Data lines -
#####
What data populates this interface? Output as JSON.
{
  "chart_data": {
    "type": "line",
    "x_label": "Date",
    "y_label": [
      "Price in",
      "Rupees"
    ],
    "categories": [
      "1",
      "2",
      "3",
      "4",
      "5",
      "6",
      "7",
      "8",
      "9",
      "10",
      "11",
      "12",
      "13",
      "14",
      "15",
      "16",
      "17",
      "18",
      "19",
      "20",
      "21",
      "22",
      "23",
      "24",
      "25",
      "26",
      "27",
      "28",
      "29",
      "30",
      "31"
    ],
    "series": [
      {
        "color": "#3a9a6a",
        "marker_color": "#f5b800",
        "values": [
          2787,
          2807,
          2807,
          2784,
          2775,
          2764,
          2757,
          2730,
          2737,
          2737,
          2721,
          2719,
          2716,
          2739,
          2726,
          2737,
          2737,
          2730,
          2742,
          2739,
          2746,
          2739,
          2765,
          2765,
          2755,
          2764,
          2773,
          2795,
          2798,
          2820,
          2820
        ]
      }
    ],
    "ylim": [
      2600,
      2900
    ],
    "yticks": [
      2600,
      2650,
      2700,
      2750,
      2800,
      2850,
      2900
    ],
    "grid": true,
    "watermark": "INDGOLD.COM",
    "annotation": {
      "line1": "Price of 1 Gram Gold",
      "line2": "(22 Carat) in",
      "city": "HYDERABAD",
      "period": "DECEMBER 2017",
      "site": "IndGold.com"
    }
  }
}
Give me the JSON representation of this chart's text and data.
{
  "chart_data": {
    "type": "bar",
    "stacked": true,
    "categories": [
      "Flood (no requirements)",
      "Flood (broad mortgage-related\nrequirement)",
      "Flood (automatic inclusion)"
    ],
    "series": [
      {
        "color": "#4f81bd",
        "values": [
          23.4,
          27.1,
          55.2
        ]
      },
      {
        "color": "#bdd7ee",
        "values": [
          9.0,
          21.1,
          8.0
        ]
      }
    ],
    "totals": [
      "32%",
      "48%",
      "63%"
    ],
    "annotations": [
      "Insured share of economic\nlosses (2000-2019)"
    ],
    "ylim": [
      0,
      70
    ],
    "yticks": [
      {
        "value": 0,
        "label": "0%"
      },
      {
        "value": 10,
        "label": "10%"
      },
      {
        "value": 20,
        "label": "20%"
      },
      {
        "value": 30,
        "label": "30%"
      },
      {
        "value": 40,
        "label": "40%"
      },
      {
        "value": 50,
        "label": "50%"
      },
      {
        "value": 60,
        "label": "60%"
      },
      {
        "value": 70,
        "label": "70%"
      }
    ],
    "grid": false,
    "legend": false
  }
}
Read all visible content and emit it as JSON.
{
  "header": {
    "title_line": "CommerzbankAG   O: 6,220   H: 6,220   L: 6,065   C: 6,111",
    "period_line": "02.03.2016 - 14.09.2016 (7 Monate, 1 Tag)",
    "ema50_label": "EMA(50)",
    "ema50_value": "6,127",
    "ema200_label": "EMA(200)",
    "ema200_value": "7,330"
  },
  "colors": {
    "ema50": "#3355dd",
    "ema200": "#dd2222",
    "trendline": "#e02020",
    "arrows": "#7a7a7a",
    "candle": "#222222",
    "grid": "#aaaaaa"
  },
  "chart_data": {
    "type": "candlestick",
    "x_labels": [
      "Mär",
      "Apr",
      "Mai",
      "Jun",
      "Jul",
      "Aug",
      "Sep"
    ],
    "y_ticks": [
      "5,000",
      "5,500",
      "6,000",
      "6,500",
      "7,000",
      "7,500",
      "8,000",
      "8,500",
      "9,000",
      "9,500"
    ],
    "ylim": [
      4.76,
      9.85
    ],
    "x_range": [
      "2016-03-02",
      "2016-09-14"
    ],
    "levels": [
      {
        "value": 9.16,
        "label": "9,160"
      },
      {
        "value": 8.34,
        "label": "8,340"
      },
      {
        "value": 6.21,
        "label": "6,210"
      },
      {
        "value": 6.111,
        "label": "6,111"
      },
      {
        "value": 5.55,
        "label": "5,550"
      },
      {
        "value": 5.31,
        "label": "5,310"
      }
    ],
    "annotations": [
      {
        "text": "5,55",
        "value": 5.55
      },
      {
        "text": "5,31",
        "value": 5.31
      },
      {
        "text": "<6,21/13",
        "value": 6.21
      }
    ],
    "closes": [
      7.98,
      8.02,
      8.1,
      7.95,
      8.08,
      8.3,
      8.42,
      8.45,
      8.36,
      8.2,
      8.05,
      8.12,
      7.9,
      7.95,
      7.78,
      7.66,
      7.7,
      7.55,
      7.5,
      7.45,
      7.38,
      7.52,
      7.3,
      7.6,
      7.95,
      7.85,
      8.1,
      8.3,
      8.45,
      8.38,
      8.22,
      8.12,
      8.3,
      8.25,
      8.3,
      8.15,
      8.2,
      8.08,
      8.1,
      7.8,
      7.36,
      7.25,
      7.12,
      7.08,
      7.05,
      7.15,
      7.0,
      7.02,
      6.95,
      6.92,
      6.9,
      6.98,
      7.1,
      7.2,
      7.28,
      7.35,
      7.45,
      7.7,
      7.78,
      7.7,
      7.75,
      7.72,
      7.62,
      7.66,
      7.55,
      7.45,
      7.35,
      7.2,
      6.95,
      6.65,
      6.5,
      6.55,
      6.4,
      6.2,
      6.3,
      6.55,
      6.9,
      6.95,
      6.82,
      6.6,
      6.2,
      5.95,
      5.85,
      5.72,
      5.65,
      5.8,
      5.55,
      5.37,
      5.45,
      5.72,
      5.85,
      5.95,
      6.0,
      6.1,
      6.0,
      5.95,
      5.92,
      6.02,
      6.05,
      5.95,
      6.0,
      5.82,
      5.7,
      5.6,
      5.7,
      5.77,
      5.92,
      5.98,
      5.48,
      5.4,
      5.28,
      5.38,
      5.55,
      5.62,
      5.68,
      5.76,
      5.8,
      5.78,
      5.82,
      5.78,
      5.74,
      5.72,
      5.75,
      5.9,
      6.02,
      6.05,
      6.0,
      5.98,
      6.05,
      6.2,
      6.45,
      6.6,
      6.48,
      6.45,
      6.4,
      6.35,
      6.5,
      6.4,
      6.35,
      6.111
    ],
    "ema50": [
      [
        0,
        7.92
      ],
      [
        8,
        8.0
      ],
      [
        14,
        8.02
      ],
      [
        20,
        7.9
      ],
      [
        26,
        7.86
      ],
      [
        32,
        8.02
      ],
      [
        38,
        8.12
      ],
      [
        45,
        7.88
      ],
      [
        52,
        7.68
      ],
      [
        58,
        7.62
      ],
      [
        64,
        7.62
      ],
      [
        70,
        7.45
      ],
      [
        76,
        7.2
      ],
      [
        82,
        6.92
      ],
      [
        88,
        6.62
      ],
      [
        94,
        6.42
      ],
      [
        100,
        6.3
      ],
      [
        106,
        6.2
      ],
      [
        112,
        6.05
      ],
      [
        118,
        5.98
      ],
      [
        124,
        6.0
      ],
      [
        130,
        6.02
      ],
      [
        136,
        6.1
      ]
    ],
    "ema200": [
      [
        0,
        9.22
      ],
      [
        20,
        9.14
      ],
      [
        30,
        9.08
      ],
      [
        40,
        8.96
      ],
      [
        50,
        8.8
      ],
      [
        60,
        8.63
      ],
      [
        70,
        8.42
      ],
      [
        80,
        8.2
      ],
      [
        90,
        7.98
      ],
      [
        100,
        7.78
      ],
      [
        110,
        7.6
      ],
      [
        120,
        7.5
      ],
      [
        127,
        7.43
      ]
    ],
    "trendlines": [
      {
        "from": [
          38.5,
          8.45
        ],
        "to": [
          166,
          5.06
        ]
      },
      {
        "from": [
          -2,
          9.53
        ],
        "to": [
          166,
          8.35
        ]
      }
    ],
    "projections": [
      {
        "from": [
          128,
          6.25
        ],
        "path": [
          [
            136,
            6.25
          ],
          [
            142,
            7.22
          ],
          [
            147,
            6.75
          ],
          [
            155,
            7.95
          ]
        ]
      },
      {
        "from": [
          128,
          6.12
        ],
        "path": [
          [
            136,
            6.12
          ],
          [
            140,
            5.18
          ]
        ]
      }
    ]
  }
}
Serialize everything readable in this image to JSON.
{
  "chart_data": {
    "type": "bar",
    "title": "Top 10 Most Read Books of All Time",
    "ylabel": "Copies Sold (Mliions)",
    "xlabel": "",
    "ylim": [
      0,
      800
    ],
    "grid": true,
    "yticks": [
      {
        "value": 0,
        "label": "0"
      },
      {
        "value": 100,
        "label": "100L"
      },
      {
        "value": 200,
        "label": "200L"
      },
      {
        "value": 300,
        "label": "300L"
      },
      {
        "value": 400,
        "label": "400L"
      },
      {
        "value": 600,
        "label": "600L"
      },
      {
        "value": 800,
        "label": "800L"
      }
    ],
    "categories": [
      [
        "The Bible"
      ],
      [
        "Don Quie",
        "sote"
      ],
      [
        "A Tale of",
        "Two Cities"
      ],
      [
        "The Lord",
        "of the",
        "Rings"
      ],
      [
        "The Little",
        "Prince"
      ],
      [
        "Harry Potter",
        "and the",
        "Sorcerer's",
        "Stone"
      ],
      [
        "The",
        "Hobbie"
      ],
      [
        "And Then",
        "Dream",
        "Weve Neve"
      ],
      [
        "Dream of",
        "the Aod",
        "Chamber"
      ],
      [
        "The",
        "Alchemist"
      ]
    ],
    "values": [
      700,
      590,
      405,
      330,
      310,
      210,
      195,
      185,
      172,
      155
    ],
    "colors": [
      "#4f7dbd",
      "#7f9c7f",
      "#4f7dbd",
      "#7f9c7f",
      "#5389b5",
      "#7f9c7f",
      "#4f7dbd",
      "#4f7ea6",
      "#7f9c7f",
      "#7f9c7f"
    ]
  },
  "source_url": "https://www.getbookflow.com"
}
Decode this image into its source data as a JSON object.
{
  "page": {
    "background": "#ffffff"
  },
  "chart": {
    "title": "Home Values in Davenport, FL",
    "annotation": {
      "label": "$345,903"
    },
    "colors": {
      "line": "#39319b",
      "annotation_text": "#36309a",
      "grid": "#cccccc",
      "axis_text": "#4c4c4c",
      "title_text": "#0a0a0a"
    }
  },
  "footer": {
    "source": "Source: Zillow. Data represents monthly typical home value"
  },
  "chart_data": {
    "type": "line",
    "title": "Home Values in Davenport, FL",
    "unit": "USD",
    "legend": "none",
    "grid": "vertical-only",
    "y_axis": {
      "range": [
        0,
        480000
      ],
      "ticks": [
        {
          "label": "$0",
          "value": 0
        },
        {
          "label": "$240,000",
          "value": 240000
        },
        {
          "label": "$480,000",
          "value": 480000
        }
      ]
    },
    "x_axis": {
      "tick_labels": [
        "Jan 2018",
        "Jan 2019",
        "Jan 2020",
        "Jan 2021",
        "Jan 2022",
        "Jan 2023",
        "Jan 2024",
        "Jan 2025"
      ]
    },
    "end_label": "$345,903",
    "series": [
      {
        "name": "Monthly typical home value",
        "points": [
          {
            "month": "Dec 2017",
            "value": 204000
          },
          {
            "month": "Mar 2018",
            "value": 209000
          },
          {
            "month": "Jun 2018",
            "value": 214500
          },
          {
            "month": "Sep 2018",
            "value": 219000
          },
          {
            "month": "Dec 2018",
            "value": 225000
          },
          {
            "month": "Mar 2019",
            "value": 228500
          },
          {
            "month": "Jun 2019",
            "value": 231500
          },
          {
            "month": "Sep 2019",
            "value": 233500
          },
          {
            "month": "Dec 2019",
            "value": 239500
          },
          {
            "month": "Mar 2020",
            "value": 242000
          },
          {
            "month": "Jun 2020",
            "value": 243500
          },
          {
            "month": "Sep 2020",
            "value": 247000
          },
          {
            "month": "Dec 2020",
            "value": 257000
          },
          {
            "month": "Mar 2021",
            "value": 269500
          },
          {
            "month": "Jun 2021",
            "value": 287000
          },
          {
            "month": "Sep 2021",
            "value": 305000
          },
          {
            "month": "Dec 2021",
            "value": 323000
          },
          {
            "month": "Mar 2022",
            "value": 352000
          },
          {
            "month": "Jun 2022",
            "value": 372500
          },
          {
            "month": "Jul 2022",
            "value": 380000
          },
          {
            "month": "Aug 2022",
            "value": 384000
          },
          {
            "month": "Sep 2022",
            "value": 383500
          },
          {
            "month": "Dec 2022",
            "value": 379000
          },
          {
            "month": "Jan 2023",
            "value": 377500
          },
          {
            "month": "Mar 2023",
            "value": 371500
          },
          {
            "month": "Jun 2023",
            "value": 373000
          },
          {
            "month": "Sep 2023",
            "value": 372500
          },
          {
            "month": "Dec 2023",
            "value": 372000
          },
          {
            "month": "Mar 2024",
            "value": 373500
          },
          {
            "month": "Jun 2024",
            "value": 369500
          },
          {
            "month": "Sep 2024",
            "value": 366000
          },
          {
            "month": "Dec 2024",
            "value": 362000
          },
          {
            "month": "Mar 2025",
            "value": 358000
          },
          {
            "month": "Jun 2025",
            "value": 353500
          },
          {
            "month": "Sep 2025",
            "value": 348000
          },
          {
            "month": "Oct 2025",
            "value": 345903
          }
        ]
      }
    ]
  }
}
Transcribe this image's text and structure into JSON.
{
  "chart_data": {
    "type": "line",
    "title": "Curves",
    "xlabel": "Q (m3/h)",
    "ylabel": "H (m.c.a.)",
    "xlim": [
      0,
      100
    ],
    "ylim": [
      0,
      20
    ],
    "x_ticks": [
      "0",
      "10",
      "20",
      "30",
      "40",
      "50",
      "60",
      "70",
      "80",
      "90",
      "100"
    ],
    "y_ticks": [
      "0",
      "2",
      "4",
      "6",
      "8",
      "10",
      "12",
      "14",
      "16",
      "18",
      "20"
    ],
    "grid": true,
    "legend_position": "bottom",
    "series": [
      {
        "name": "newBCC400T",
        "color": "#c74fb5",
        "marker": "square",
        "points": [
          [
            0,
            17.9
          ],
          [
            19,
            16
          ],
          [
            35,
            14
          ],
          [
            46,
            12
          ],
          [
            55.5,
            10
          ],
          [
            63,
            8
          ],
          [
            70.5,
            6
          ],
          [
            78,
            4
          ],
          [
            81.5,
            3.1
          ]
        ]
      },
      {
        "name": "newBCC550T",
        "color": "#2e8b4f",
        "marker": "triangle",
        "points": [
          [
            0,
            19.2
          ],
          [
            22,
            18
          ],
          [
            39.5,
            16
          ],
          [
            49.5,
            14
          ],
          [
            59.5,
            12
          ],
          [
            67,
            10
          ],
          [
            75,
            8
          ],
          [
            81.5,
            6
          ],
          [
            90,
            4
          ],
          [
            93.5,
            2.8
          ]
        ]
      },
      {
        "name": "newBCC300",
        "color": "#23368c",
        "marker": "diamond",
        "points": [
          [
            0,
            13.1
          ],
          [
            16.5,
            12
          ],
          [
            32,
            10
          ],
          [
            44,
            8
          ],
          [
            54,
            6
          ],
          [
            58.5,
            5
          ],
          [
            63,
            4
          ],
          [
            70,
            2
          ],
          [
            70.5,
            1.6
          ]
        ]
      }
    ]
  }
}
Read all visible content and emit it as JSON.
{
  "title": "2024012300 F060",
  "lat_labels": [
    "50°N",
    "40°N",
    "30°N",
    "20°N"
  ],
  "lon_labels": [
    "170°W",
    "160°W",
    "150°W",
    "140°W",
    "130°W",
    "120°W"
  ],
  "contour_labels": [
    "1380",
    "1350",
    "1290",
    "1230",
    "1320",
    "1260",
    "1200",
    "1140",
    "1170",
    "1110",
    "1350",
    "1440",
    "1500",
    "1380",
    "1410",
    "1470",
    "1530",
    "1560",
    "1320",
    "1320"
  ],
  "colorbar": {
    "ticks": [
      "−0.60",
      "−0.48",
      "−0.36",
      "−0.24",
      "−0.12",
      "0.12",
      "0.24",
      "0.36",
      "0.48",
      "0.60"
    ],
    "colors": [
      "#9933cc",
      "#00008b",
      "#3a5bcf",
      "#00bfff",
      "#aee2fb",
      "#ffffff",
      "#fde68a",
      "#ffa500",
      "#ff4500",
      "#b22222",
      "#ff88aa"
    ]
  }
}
#####
What is needed - Report the count of lines in the entries that contain the string "JSON", and nothing besides it.

Exercise solution - 7